◆ **YOUR TASK**: Repeat all entries exactly.
[start PROVIDED INFORMATION]
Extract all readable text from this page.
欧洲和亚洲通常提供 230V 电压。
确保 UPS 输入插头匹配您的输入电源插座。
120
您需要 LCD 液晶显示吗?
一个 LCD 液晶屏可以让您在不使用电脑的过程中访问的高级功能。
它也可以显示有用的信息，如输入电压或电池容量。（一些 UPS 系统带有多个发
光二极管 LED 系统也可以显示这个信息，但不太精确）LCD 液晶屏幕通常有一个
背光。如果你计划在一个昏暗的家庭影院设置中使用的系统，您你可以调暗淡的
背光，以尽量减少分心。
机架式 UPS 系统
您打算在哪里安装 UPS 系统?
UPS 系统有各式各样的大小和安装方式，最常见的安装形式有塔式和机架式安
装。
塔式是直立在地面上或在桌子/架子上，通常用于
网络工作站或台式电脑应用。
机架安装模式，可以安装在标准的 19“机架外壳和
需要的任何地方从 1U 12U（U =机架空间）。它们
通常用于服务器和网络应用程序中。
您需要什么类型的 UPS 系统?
[end PROVIDED INFORMATION]
◆ **WRITTEN SOLUTION**:
Extract all readable text from this page.
欧洲和亚洲通常提供 230V 电压。
确保 UPS 输入插头匹配您的输入电源插座。
120
您需要 LCD 液晶显示吗?
一个 LCD 液晶屏可以让您在不使用电脑的过程中访问的高级功能。
它也可以显示有用的信息，如输入电压或电池容量。（一些 UPS 系统带有多个发
光二极管 LED 系统也可以显示这个信息，但不太精确）LCD 液晶屏幕通常有一个
背光。如果你计划在一个昏暗的家庭影院设置中使用的系统，您你可以调暗淡的
背光，以尽量减少分心。
机架式 UPS 系统
您打算在哪里安装 UPS 系统?
UPS 系统有各式各样的大小和安装方式，最常见的安装形式有塔式和机架式安
装。
塔式是直立在地面上或在桌子/架子上，通常用于
网络工作站或台式电脑应用。
机架安装模式，可以安装在标准的 19“机架外壳和
需要的任何地方从 1U 12U（U =机架空间）。它们
通常用于服务器和网络应用程序中。
您需要什么类型的 UPS 系统?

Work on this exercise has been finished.